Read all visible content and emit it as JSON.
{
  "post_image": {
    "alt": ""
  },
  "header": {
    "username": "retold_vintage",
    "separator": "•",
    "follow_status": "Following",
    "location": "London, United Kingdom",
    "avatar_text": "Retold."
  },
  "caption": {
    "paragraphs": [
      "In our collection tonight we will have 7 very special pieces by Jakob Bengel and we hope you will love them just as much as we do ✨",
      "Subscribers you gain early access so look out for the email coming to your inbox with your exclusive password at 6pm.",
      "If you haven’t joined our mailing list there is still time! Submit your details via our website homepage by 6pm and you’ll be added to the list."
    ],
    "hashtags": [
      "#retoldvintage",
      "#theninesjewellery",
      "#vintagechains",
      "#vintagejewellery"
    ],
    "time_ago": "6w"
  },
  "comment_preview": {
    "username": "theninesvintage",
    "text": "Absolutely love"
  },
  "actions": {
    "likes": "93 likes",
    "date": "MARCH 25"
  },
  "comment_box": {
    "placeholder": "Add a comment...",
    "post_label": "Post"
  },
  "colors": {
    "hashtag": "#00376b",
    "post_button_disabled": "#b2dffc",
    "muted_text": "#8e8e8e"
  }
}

CHALLENGE:
Take the listing above and set it down exactly.

FULL ANSWER:
Read all visible content and emit it as JSON.
{
  "post_image": {
    "alt": ""
  },
  "header": {
    "username": "retold_vintage",
    "separator": "•",
    "follow_status": "Following",
    "location": "London, United Kingdom",
    "avatar_text": "Retold."
  },
  "caption": {
    "paragraphs": [
      "In our collection tonight we will have 7 very special pieces by Jakob Bengel and we hope you will love them just as much as we do ✨",
      "Subscribers you gain early access so look out for the email coming to your inbox with your exclusive password at 6pm.",
      "If you haven’t joined our mailing list there is still time! Submit your details via our website homepage by 6pm and you’ll be added to the list."
    ],
    "hashtags": [
      "#retoldvintage",
      "#theninesjewellery",
      "#vintagechains",
      "#vintagejewellery"
    ],
    "time_ago": "6w"
  },
  "comment_preview": {
    "username": "theninesvintage",
    "text": "Absolutely love"
  },
  "actions": {
    "likes": "93 likes",
    "date": "MARCH 25"
  },
  "comment_box": {
    "placeholder": "Add a comment...",
    "post_label": "Post"
  },
  "colors": {
    "hashtag": "#00376b",
    "post_button_disabled": "#b2dffc",
    "muted_text": "#8e8e8e"
  }
}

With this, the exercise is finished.